==== Data for processing
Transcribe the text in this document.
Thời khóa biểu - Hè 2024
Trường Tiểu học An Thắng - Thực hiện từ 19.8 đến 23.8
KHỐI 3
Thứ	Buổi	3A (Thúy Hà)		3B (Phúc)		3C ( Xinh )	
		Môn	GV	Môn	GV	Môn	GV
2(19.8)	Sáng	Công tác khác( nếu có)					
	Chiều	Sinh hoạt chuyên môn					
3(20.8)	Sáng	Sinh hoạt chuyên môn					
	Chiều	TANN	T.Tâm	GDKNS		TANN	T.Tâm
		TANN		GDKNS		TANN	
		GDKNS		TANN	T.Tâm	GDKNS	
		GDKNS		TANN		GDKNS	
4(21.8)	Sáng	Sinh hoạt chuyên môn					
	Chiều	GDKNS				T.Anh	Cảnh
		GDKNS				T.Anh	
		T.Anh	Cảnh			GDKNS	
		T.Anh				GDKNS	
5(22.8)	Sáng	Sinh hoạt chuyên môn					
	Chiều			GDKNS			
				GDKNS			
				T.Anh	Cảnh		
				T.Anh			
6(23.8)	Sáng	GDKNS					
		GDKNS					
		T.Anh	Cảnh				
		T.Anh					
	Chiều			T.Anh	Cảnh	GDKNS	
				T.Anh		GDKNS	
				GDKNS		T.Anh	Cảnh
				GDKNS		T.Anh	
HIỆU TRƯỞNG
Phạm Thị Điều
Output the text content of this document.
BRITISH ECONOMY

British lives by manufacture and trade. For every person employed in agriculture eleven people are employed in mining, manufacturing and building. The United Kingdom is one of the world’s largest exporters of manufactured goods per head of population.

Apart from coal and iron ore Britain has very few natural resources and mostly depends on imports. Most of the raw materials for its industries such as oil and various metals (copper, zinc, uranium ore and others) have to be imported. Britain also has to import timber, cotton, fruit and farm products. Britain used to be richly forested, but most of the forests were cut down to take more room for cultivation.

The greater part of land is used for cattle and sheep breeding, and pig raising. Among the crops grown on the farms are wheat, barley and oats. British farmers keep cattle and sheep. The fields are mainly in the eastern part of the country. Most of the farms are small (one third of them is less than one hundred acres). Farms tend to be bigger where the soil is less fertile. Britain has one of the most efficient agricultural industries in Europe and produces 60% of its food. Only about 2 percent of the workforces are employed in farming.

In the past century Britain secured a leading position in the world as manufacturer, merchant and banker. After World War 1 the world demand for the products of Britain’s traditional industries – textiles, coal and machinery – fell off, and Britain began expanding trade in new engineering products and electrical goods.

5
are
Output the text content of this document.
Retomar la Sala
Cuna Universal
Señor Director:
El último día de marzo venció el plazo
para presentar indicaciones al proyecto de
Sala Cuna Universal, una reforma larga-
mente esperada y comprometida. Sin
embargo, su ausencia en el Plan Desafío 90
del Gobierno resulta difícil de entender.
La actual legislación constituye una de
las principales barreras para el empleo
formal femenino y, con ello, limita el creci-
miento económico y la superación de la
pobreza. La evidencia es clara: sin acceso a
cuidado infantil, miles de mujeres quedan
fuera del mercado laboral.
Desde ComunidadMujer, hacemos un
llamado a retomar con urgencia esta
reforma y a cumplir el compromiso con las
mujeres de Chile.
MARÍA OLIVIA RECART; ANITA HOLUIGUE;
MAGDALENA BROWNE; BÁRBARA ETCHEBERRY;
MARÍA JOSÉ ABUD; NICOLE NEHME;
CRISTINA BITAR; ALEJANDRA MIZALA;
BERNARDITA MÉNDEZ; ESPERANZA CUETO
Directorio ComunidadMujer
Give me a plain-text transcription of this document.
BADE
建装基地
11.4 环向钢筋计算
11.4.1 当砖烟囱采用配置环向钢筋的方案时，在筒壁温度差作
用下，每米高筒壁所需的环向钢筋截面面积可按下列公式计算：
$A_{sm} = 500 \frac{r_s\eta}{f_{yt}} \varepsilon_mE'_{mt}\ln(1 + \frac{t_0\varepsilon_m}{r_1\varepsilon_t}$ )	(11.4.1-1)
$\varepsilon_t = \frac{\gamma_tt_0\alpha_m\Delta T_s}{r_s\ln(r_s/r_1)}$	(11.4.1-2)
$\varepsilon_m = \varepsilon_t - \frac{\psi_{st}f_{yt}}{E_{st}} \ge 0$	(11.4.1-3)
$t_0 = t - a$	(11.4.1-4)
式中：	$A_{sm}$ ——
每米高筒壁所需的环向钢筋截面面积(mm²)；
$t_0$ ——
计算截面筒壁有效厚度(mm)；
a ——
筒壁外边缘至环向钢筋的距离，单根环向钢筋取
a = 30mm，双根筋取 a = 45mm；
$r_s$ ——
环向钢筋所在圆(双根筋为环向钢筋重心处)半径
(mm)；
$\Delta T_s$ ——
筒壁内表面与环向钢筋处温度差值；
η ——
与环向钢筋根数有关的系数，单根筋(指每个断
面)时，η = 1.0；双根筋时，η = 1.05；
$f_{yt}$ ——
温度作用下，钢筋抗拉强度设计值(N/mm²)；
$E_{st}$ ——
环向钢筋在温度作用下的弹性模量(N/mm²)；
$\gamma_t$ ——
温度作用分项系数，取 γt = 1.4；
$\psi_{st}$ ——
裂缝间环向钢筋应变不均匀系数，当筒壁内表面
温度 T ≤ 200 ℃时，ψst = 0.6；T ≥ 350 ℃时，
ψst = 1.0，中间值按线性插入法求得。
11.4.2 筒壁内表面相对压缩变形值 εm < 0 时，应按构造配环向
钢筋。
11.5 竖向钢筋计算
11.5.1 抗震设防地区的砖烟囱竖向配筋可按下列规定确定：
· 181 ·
========
**What needs to be done:**
Output all of the data above without any alteration.

**Written solution:**
Transcribe the text in this document.
Thời khóa biểu - Hè 2024
Trường Tiểu học An Thắng - Thực hiện từ 19.8 đến 23.8
KHỐI 3
Thứ	Buổi	3A (Thúy Hà)		3B (Phúc)		3C ( Xinh )	
		Môn	GV	Môn	GV	Môn	GV
2(19.8)	Sáng	Công tác khác( nếu có)					
	Chiều	Sinh hoạt chuyên môn					
3(20.8)	Sáng	Sinh hoạt chuyên môn					
	Chiều	TANN	T.Tâm	GDKNS		TANN	T.Tâm
		TANN		GDKNS		TANN	
		GDKNS		TANN	T.Tâm	GDKNS	
		GDKNS		TANN		GDKNS	
4(21.8)	Sáng	Sinh hoạt chuyên môn					
	Chiều	GDKNS				T.Anh	Cảnh
		GDKNS				T.Anh	
		T.Anh	Cảnh			GDKNS	
		T.Anh				GDKNS	
5(22.8)	Sáng	Sinh hoạt chuyên môn					
	Chiều			GDKNS			
				GDKNS			
				T.Anh	Cảnh		
				T.Anh			
6(23.8)	Sáng	GDKNS					
		GDKNS					
		T.Anh	Cảnh				
		T.Anh					
	Chiều			T.Anh	Cảnh	GDKNS	
				T.Anh		GDKNS	
				GDKNS		T.Anh	Cảnh
				GDKNS		T.Anh	
HIỆU TRƯỞNG
Phạm Thị Điều
Output the text content of this document.
BRITISH ECONOMY

British lives by manufacture and trade. For every person employed in agriculture eleven people are employed in mining, manufacturing and building. The United Kingdom is one of the world’s largest exporters of manufactured goods per head of population.

Apart from coal and iron ore Britain has very few natural resources and mostly depends on imports. Most of the raw materials for its industries such as oil and various metals (copper, zinc, uranium ore and others) have to be imported. Britain also has to import timber, cotton, fruit and farm products. Britain used to be richly forested, but most of the forests were cut down to take more room for cultivation.

The greater part of land is used for cattle and sheep breeding, and pig raising. Among the crops grown on the farms are wheat, barley and oats. British farmers keep cattle and sheep. The fields are mainly in the eastern part of the country. Most of the farms are small (one third of them is less than one hundred acres). Farms tend to be bigger where the soil is less fertile. Britain has one of the most efficient agricultural industries in Europe and produces 60% of its food. Only about 2 percent of the workforces are employed in farming.

In the past century Britain secured a leading position in the world as manufacturer, merchant and banker. After World War 1 the world demand for the products of Britain’s traditional industries – textiles, coal and machinery – fell off, and Britain began expanding trade in new engineering products and electrical goods.

5
are
Output the text content of this document.
Retomar la Sala
Cuna Universal
Señor Director:
El último día de marzo venció el plazo
para presentar indicaciones al proyecto de
Sala Cuna Universal, una reforma larga-
mente esperada y comprometida. Sin
embargo, su ausencia en el Plan Desafío 90
del Gobierno resulta difícil de entender.
La actual legislación constituye una de
las principales barreras para el empleo
formal femenino y, con ello, limita el creci-
miento económico y la superación de la
pobreza. La evidencia es clara: sin acceso a
cuidado infantil, miles de mujeres quedan
fuera del mercado laboral.
Desde ComunidadMujer, hacemos un
llamado a retomar con urgencia esta
reforma y a cumplir el compromiso con las
mujeres de Chile.
MARÍA OLIVIA RECART; ANITA HOLUIGUE;
MAGDALENA BROWNE; BÁRBARA ETCHEBERRY;
MARÍA JOSÉ ABUD; NICOLE NEHME;
CRISTINA BITAR; ALEJANDRA MIZALA;
BERNARDITA MÉNDEZ; ESPERANZA CUETO
Directorio ComunidadMujer
Give me a plain-text transcription of this document.
BADE
建装基地
11.4 环向钢筋计算
11.4.1 当砖烟囱采用配置环向钢筋的方案时，在筒壁温度差作
用下，每米高筒壁所需的环向钢筋截面面积可按下列公式计算：
$A_{sm} = 500 \frac{r_s\eta}{f_{yt}} \varepsilon_mE'_{mt}\ln(1 + \frac{t_0\varepsilon_m}{r_1\varepsilon_t}$ )	(11.4.1-1)
$\varepsilon_t = \frac{\gamma_tt_0\alpha_m\Delta T_s}{r_s\ln(r_s/r_1)}$	(11.4.1-2)
$\varepsilon_m = \varepsilon_t - \frac{\psi_{st}f_{yt}}{E_{st}} \ge 0$	(11.4.1-3)
$t_0 = t - a$	(11.4.1-4)
式中：	$A_{sm}$ ——
每米高筒壁所需的环向钢筋截面面积(mm²)；
$t_0$ ——
计算截面筒壁有效厚度(mm)；
a ——
筒壁外边缘至环向钢筋的距离，单根环向钢筋取
a = 30mm，双根筋取 a = 45mm；
$r_s$ ——
环向钢筋所在圆(双根筋为环向钢筋重心处)半径
(mm)；
$\Delta T_s$ ——
筒壁内表面与环向钢筋处温度差值；
η ——
与环向钢筋根数有关的系数，单根筋(指每个断
面)时，η = 1.0；双根筋时，η = 1.05；
$f_{yt}$ ——
温度作用下，钢筋抗拉强度设计值(N/mm²)；
$E_{st}$ ——
环向钢筋在温度作用下的弹性模量(N/mm²)；
$\gamma_t$ ——
温度作用分项系数，取 γt = 1.4；
$\psi_{st}$ ——
裂缝间环向钢筋应变不均匀系数，当筒壁内表面
温度 T ≤ 200 ℃时，ψst = 0.6；T ≥ 350 ℃时，
ψst = 1.0，中间值按线性插入法求得。
11.4.2 筒壁内表面相对压缩变形值 εm < 0 时，应按构造配环向
钢筋。
11.5 竖向钢筋计算
11.5.1 抗震设防地区的砖烟囱竖向配筋可按下列规定确定：
· 181 ·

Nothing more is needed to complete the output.